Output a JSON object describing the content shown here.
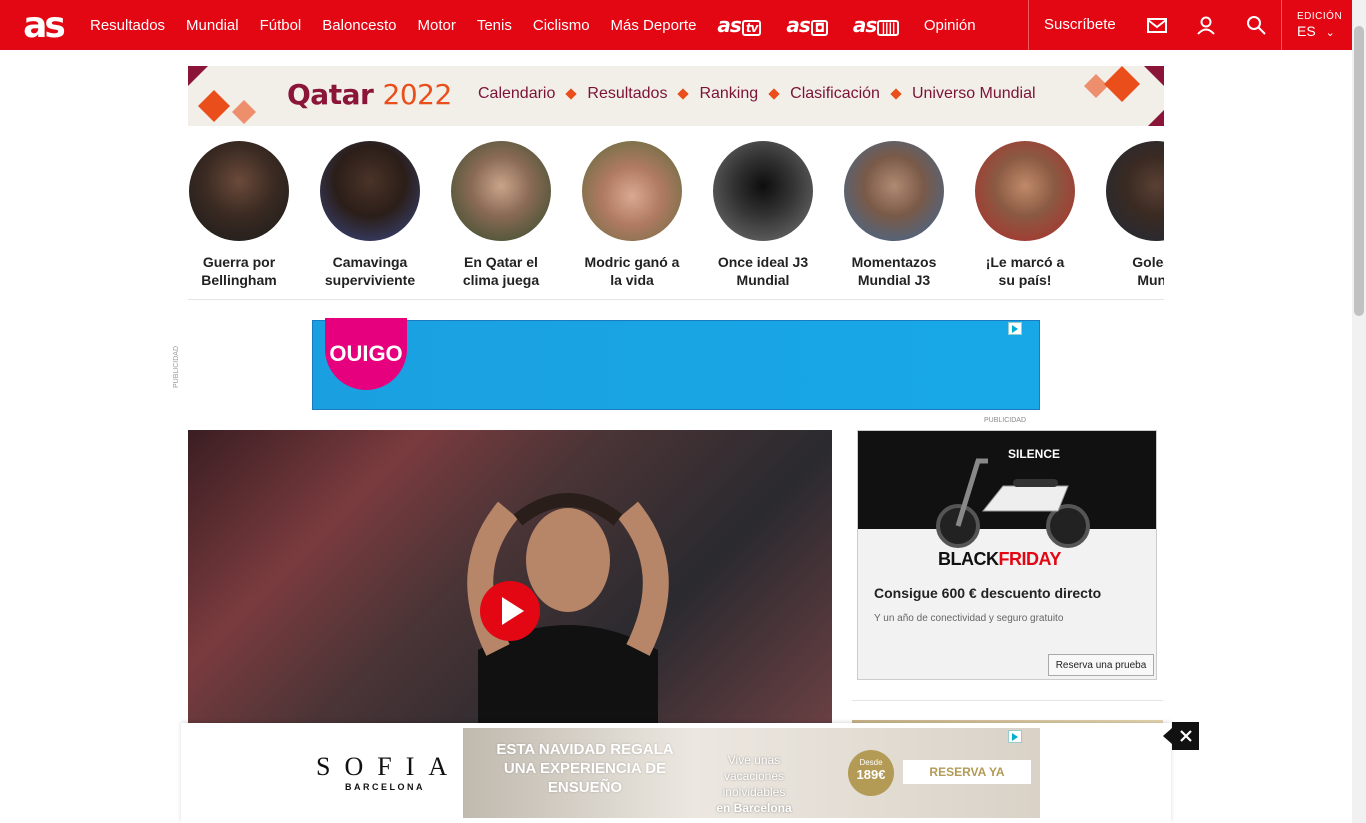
{
  "header": {
    "logo": "as",
    "nav": [
      "Resultados",
      "Mundial",
      "Fútbol",
      "Baloncesto",
      "Motor",
      "Tenis",
      "Ciclismo",
      "Más Deporte"
    ],
    "brands": [
      {
        "text": "as",
        "suffix": "tv"
      },
      {
        "text": "as",
        "suffix": "📷"
      },
      {
        "text": "as",
        "suffix": "|||"
      }
    ],
    "opinion": "Opinión",
    "subscribe": "Suscríbete",
    "edition_label": "EDICIÓN",
    "edition_value": "ES"
  },
  "qatar": {
    "title": "Qatar",
    "year": "2022",
    "links": [
      "Calendario",
      "Resultados",
      "Ranking",
      "Clasificación",
      "Universo Mundial"
    ]
  },
  "stories": [
    {
      "line1": " Guerra por",
      "line2": "Bellingham"
    },
    {
      "line1": "Camavinga",
      "line2": "superviviente"
    },
    {
      "line1": "En Qatar el",
      "line2": "clima juega"
    },
    {
      "line1": "Modric ganó a",
      "line2": "la vida"
    },
    {
      "line1": "Once ideal J3",
      "line2": "Mundial"
    },
    {
      "line1": "Momentazos",
      "line2": "Mundial J3"
    },
    {
      "line1": "¡Le marcó a",
      "line2": "su país!"
    },
    {
      "line1": " Golead",
      "line2": "Mund"
    }
  ],
  "ads": {
    "publicidad": "PUBLICIDAD",
    "ouigo": "OUIGO",
    "silence_brand": "SILENCE",
    "silence_bf_black": "BLACK",
    "silence_bf_friday": "FRIDAY",
    "silence_title": "Consigue 600 € descuento directo",
    "silence_sub": "Y un año de conectividad y seguro gratuito",
    "silence_btn": "Reserva una prueba",
    "sofia": "SOFIA",
    "sofia_sub": "BARCELONA",
    "navidad": "ESTA NAVIDAD REGALA UNA EXPERIENCIA DE ENSUEÑO",
    "vacaciones": "Vive unas vacaciones inolvidables",
    "vacaciones_city": "en Barcelona",
    "desde": "Desde",
    "price": "189€",
    "reserva": "RESERVA YA"
  },
  "colors": {
    "brand_red": "#e30613",
    "qatar_maroon": "#8a1538",
    "qatar_orange": "#e94e1b"
  }
}
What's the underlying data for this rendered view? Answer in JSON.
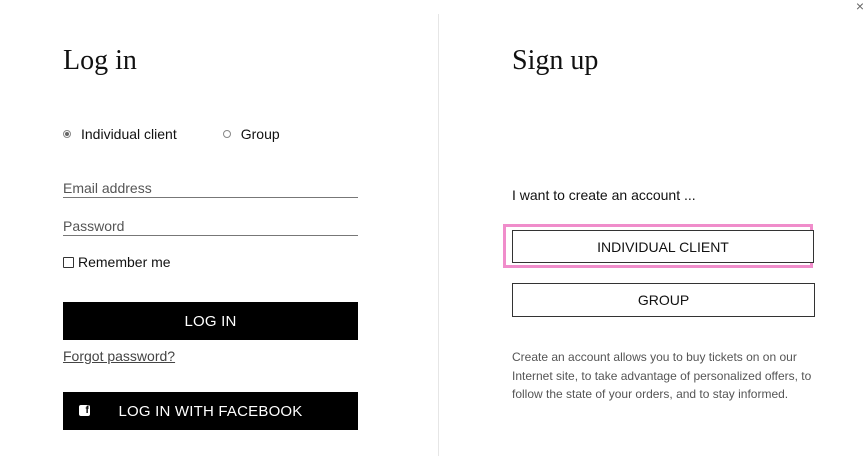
{
  "close_icon": "×",
  "login": {
    "title": "Log in",
    "client_types": [
      {
        "label": "Individual client",
        "selected": true
      },
      {
        "label": "Group",
        "selected": false
      }
    ],
    "email_placeholder": "Email address",
    "password_placeholder": "Password",
    "remember_label": "Remember me",
    "remember_checked": false,
    "login_button": "LOG IN",
    "forgot_link": "Forgot password?",
    "facebook_icon": "f",
    "facebook_button": "LOG IN WITH FACEBOOK"
  },
  "signup": {
    "title": "Sign up",
    "prompt": "I want to create an account ...",
    "individual_button": "INDIVIDUAL CLIENT",
    "group_button": "GROUP",
    "description": "Create an account allows you to buy tickets on on our Internet site, to take advantage of personalized offers, to follow the state of your orders, and to stay informed."
  },
  "colors": {
    "highlight": "#f08dcb",
    "button_bg": "#000000",
    "divider": "#e6e6e6"
  }
}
=======
> **To be done**
Copy the listing exactly. Any image in it stays out of the copy.

> **Worked answer**
Output a JSON object describing the content shown here.
{
  "header": {
    "logo": "as",
    "nav": [
      "Resultados",
      "Mundial",
      "Fútbol",
      "Baloncesto",
      "Motor",
      "Tenis",
      "Ciclismo",
      "Más Deporte"
    ],
    "brands": [
      {
        "text": "as",
        "suffix": "tv"
      },
      {
        "text": "as",
        "suffix": "📷"
      },
      {
        "text": "as",
        "suffix": "|||"
      }
    ],
    "opinion": "Opinión",
    "subscribe": "Suscríbete",
    "edition_label": "EDICIÓN",
    "edition_value": "ES"
  },
  "qatar": {
    "title": "Qatar",
    "year": "2022",
    "links": [
      "Calendario",
      "Resultados",
      "Ranking",
      "Clasificación",
      "Universo Mundial"
    ]
  },
  "stories": [
    {
      "line1": " Guerra por",
      "line2": "Bellingham"
    },
    {
      "line1": "Camavinga",
      "line2": "superviviente"
    },
    {
      "line1": "En Qatar el",
      "line2": "clima juega"
    },
    {
      "line1": "Modric ganó a",
      "line2": "la vida"
    },
    {
      "line1": "Once ideal J3",
      "line2": "Mundial"
    },
    {
      "line1": "Momentazos",
      "line2": "Mundial J3"
    },
    {
      "line1": "¡Le marcó a",
      "line2": "su país!"
    },
    {
      "line1": " Golead",
      "line2": "Mund"
    }
  ],
  "ads": {
    "publicidad": "PUBLICIDAD",
    "ouigo": "OUIGO",
    "silence_brand": "SILENCE",
    "silence_bf_black": "BLACK",
    "silence_bf_friday": "FRIDAY",
    "silence_title": "Consigue 600 € descuento directo",
    "silence_sub": "Y un año de conectividad y seguro gratuito",
    "silence_btn": "Reserva una prueba",
    "sofia": "SOFIA",
    "sofia_sub": "BARCELONA",
    "navidad": "ESTA NAVIDAD REGALA UNA EXPERIENCIA DE ENSUEÑO",
    "vacaciones": "Vive unas vacaciones inolvidables",
    "vacaciones_city": "en Barcelona",
    "desde": "Desde",
    "price": "189€",
    "reserva": "RESERVA YA"
  },
  "colors": {
    "brand_red": "#e30613",
    "qatar_maroon": "#8a1538",
    "qatar_orange": "#e94e1b"
  }
}
What's the underlying data for this rendered view? Answer in JSON.
{
  "close_icon": "×",
  "login": {
    "title": "Log in",
    "client_types": [
      {
        "label": "Individual client",
        "selected": true
      },
      {
        "label": "Group",
        "selected": false
      }
    ],
    "email_placeholder": "Email address",
    "password_placeholder": "Password",
    "remember_label": "Remember me",
    "remember_checked": false,
    "login_button": "LOG IN",
    "forgot_link": "Forgot password?",
    "facebook_icon": "f",
    "facebook_button": "LOG IN WITH FACEBOOK"
  },
  "signup": {
    "title": "Sign up",
    "prompt": "I want to create an account ...",
    "individual_button": "INDIVIDUAL CLIENT",
    "group_button": "GROUP",
    "description": "Create an account allows you to buy tickets on on our Internet site, to take advantage of personalized offers, to follow the state of your orders, and to stay informed."
  },
  "colors": {
    "highlight": "#f08dcb",
    "button_bg": "#000000",
    "divider": "#e6e6e6"
  }
}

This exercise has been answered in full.